## Aim:
Using the listing below, extract each line that has the word "gang" in it.

## Input records:
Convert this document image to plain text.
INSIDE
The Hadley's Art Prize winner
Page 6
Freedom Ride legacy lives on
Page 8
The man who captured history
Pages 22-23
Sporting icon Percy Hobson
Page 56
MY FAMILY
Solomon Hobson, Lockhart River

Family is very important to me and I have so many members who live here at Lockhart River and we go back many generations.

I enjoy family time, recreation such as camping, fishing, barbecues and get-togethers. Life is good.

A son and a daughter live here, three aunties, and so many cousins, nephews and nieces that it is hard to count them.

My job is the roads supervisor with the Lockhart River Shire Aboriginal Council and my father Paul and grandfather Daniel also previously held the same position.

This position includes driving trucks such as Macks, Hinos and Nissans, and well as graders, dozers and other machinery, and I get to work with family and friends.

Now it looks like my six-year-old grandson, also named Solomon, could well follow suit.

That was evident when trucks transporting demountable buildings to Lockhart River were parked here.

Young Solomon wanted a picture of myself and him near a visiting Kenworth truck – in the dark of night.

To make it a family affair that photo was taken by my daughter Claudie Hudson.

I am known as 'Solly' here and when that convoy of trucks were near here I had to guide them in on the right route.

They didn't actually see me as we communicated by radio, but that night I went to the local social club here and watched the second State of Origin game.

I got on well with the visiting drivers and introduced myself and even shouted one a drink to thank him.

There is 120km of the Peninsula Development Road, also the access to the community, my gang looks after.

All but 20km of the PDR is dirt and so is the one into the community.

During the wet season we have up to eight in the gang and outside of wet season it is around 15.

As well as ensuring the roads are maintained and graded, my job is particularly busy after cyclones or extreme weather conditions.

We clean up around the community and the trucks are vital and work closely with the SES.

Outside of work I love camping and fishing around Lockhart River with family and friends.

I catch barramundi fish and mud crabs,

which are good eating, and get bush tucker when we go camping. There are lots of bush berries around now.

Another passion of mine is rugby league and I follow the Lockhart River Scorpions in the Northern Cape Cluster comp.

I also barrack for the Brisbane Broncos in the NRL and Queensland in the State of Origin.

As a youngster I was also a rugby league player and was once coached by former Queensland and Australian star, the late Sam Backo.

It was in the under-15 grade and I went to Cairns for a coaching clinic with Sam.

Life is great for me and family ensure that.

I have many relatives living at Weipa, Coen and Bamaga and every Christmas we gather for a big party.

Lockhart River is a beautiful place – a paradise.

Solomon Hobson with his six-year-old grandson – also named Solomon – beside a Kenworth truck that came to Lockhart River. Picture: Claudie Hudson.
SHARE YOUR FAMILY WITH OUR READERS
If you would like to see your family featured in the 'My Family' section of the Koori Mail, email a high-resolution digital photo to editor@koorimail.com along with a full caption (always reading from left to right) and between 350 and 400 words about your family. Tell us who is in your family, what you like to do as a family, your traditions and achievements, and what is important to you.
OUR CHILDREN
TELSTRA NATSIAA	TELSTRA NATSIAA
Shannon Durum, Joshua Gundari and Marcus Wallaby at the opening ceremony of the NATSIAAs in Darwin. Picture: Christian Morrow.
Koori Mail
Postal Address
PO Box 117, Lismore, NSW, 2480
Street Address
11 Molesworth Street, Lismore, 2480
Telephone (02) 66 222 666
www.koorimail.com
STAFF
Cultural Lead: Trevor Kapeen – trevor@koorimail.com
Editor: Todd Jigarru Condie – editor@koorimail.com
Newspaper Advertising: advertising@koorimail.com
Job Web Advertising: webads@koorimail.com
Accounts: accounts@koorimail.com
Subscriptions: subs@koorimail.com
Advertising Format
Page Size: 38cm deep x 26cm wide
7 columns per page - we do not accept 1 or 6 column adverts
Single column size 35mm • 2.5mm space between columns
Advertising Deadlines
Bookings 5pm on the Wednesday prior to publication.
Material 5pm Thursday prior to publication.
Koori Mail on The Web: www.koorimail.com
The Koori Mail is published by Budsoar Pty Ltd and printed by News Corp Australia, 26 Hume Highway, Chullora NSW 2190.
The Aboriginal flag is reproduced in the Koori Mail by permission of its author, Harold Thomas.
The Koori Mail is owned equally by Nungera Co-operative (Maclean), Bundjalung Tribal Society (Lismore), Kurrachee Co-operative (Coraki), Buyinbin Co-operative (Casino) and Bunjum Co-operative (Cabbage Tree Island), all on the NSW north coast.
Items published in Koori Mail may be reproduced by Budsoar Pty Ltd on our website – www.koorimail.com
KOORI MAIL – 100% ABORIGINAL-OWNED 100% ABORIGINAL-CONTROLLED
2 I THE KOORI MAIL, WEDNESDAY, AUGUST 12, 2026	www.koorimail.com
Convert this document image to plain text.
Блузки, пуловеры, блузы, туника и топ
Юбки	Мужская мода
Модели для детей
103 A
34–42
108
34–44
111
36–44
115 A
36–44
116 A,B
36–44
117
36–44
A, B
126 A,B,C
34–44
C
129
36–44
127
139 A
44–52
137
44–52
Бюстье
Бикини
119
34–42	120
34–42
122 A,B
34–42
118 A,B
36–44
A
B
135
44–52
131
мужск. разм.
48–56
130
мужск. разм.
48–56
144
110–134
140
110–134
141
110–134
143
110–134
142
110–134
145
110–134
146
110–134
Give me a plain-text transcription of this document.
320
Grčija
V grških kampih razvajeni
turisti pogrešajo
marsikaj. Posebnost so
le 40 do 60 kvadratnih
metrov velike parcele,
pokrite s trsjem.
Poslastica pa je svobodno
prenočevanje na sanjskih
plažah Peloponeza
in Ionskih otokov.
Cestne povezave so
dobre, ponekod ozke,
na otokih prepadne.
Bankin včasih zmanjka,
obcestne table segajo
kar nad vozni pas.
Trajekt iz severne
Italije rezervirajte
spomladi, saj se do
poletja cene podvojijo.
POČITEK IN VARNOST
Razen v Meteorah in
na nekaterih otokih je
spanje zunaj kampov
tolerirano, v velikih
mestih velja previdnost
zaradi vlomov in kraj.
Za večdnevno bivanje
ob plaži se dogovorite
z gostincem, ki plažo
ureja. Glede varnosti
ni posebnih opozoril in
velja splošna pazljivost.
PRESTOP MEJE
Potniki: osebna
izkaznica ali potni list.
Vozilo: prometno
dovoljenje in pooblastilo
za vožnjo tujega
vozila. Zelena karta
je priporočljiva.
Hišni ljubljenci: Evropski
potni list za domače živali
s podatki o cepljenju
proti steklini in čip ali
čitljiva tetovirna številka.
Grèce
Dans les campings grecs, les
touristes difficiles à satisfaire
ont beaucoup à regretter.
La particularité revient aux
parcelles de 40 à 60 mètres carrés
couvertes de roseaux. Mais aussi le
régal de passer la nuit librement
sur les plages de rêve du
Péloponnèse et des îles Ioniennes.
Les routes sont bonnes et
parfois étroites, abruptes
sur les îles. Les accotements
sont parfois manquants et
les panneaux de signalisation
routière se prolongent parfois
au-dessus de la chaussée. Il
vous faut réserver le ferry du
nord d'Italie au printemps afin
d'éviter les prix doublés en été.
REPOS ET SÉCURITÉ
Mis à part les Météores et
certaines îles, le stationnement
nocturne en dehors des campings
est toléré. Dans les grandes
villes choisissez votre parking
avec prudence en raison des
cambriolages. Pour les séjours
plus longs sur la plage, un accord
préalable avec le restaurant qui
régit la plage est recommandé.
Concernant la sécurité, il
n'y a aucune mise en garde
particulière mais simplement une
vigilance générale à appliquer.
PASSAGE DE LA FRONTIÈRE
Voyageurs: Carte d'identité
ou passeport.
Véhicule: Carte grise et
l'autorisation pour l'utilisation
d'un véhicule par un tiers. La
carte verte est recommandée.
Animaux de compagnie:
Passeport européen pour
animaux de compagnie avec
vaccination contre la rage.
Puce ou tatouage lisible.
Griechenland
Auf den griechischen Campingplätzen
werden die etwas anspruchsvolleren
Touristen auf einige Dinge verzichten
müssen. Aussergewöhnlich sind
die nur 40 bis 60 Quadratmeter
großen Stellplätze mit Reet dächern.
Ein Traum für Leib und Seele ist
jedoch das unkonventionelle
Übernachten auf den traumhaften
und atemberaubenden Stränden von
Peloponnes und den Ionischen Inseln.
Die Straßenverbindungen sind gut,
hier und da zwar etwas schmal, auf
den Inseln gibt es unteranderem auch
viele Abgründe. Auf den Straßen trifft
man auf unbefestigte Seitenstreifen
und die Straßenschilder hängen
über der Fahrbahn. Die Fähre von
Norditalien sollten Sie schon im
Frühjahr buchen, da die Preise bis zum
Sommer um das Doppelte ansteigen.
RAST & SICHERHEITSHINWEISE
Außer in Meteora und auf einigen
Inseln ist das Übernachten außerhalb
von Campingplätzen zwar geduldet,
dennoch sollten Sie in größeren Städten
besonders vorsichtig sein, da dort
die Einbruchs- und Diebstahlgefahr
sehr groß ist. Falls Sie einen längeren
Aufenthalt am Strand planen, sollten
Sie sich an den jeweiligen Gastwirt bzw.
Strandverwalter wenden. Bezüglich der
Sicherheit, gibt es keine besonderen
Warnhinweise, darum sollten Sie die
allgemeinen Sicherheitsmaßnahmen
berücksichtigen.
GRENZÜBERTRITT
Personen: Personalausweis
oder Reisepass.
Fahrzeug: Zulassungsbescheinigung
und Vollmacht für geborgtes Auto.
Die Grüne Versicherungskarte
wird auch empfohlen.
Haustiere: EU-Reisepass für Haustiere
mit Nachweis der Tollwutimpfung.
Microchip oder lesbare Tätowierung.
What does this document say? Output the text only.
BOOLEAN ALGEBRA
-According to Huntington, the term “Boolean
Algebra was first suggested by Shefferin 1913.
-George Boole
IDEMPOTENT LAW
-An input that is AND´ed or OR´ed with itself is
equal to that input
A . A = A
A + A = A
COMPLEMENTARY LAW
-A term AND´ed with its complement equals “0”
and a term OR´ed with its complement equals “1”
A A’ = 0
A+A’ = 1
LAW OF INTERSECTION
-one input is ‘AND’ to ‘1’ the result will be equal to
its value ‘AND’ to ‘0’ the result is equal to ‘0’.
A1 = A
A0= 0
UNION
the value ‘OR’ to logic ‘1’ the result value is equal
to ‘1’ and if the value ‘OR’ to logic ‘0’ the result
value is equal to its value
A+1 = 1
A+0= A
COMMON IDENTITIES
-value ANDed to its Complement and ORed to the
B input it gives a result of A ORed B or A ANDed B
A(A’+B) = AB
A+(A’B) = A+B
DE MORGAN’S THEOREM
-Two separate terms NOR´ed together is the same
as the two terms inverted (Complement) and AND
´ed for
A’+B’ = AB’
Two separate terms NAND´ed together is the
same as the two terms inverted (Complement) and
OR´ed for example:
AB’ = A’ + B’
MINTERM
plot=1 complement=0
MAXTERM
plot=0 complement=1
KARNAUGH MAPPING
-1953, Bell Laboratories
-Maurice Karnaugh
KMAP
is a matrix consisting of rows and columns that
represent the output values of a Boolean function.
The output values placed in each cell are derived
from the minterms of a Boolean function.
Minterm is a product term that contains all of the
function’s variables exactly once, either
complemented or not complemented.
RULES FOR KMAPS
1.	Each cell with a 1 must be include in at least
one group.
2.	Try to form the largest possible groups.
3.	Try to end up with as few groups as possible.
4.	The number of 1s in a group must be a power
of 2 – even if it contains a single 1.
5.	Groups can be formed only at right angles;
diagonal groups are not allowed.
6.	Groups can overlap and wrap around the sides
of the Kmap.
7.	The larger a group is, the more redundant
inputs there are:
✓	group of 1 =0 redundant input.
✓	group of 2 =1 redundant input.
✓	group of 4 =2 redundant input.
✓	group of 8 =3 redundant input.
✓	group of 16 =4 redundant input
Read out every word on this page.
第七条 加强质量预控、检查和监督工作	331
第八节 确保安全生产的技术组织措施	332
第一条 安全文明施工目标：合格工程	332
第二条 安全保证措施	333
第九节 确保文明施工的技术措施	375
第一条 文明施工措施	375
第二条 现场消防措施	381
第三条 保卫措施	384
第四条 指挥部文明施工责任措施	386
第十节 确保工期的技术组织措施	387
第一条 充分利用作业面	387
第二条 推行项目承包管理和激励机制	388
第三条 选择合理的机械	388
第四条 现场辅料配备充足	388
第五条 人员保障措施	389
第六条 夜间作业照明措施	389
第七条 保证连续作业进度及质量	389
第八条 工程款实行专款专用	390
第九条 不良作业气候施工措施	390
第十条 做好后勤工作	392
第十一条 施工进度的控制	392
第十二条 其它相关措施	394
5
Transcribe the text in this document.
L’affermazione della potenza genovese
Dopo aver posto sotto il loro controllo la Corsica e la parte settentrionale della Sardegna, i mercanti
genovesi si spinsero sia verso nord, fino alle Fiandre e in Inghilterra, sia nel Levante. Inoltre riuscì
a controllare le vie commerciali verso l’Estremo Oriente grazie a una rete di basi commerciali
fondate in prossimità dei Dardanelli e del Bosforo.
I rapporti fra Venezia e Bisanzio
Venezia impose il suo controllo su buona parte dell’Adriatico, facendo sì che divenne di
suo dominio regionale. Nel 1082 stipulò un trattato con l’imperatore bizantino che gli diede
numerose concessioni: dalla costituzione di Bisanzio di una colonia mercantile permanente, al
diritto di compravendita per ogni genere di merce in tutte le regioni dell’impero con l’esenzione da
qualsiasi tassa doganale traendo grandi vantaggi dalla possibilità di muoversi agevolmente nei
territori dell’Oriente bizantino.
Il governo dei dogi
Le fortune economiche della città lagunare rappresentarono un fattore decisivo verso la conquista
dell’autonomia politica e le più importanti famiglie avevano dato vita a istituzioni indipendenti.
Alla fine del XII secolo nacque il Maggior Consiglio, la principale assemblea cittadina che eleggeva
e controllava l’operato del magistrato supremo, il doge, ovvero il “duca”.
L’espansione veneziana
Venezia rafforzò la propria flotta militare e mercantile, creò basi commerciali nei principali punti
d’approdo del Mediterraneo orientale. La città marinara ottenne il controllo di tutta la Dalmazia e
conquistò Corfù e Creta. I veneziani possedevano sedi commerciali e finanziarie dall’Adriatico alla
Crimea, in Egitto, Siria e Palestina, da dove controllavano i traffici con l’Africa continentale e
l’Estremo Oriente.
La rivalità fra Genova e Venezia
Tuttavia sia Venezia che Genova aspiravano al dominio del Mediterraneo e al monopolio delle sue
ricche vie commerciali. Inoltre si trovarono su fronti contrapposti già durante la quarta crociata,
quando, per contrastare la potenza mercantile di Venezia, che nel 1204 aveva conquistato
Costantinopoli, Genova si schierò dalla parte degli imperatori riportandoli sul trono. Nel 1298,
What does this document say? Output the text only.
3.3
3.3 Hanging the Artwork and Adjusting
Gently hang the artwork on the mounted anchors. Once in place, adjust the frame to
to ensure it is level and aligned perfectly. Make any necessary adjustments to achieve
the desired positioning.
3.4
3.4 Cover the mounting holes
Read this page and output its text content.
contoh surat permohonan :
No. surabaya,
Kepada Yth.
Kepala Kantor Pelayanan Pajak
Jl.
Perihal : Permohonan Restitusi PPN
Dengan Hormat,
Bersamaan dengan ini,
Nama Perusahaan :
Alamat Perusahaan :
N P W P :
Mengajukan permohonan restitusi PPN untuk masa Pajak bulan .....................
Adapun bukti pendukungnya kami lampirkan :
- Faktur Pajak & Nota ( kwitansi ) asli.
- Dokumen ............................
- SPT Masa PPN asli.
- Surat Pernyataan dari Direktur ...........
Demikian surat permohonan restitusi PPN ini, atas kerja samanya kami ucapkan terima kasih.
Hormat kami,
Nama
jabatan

## Output for this exercise:
There is 120km of the Peninsula Development Road, also the access to the community, my gang looks after.
During the wet season we have up to eight in the gang and outside of wet season it is around 15.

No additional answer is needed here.